DIRECTIONS: List every line below containing "slibgistingstanks".

(Extracted records)
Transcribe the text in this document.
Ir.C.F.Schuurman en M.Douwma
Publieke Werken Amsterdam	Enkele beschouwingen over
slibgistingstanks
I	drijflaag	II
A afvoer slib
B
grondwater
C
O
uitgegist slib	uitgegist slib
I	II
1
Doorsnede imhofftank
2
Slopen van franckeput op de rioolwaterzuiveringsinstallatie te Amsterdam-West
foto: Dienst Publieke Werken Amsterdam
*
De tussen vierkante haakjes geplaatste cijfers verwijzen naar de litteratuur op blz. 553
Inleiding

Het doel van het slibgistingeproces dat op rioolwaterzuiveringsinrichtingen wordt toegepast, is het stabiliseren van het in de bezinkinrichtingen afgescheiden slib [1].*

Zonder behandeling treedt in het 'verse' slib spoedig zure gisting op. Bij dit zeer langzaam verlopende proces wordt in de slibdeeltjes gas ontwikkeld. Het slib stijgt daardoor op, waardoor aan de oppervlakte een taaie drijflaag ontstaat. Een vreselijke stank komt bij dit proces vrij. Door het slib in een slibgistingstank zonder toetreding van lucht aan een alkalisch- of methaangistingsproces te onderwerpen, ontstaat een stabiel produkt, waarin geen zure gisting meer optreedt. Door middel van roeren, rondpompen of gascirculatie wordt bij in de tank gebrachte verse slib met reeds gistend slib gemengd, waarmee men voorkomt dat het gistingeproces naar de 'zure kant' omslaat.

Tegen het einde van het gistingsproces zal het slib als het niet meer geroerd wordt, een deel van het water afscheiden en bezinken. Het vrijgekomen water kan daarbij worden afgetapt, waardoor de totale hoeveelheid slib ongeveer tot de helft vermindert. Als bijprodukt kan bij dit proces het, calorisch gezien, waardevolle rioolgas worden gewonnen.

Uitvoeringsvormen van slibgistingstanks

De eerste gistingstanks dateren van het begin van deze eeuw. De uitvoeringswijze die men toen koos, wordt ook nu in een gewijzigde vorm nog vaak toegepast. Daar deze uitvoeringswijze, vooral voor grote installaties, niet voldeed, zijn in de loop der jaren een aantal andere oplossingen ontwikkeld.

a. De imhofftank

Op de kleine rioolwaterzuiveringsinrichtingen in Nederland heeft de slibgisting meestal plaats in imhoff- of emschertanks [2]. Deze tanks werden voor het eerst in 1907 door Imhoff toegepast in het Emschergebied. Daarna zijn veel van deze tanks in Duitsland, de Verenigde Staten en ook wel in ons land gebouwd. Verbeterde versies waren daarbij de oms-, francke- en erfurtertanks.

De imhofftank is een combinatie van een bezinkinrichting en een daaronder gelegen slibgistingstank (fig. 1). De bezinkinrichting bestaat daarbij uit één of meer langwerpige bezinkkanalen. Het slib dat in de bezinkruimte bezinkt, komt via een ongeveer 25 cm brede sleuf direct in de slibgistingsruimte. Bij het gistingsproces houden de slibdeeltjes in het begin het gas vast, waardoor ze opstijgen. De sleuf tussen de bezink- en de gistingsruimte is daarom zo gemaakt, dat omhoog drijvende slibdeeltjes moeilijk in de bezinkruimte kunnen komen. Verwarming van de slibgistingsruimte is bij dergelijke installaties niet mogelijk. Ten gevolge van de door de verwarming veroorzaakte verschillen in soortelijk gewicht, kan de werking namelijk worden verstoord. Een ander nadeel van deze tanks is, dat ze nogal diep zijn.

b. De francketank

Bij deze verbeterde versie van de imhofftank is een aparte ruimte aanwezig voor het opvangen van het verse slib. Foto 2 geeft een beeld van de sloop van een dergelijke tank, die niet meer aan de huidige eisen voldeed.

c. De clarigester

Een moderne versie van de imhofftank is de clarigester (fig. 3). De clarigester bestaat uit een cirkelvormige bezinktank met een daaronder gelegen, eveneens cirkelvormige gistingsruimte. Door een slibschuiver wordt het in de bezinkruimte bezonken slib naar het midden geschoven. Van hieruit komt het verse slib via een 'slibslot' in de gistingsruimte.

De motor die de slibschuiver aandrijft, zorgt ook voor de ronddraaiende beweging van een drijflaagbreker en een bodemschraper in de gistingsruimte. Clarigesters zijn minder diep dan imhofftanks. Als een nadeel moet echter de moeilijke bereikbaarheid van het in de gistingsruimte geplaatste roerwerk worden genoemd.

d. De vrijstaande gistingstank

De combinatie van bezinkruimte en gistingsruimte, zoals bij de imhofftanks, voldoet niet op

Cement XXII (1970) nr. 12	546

FINISHED EXERCISE:
slibgistingstanks
Uitvoeringsvormen van slibgistingstanks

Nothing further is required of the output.